Write the entries below out again exactly; any picture in them stays out.

Start

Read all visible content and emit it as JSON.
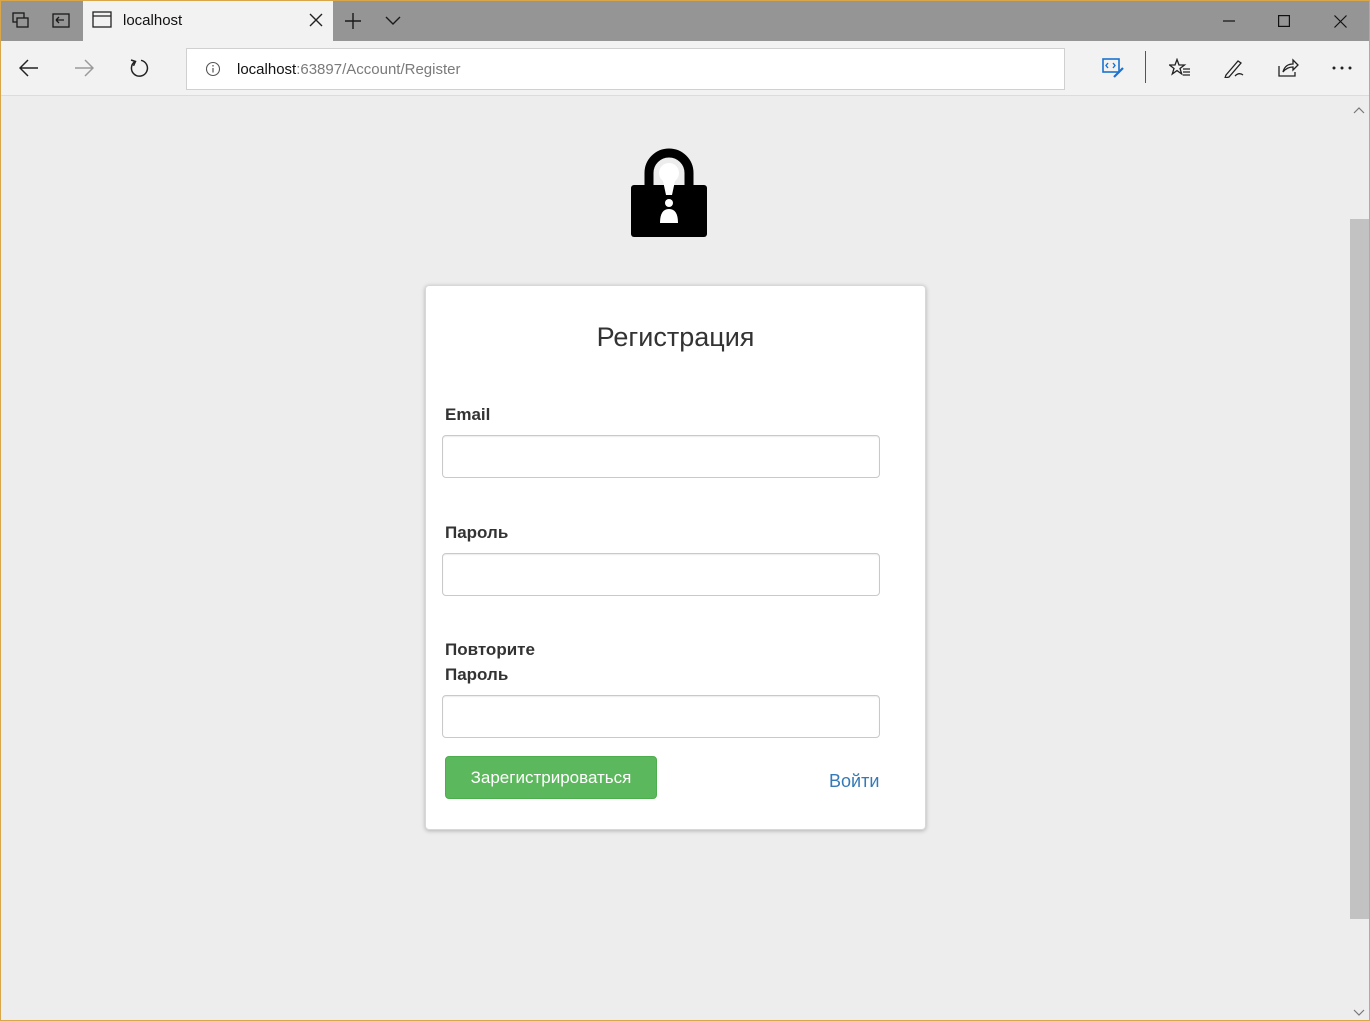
{
  "browser": {
    "tab": {
      "title": "localhost"
    },
    "address": {
      "host": "localhost",
      "path": ":63897/Account/Register"
    }
  },
  "page": {
    "title": "Регистрация",
    "fields": [
      {
        "label": "Email",
        "value": ""
      },
      {
        "label": "Пароль",
        "value": ""
      },
      {
        "label": "Повторите Пароль",
        "value": ""
      }
    ],
    "register_button": "Зарегистрироваться",
    "login_link": "Войти",
    "colors": {
      "success": "#5cb85c",
      "link": "#337ab7"
    }
  }
}
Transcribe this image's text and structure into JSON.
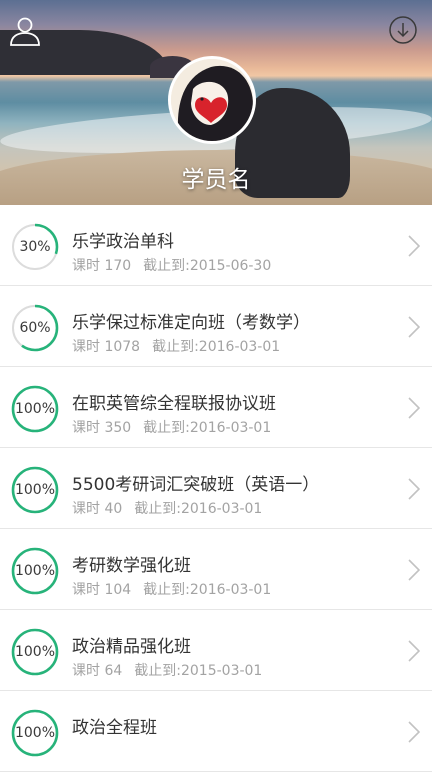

End

_CORRECT RESULT_
Read all visible content and emit it as JSON.
{
  "browser": {
    "tab": {
      "title": "localhost"
    },
    "address": {
      "host": "localhost",
      "path": ":63897/Account/Register"
    }
  },
  "page": {
    "title": "Регистрация",
    "fields": [
      {
        "label": "Email",
        "value": ""
      },
      {
        "label": "Пароль",
        "value": ""
      },
      {
        "label": "Повторите Пароль",
        "value": ""
      }
    ],
    "register_button": "Зарегистрироваться",
    "login_link": "Войти",
    "colors": {
      "success": "#5cb85c",
      "link": "#337ab7"
    }
  }
}
Transcribe this image's text and structure into JSON.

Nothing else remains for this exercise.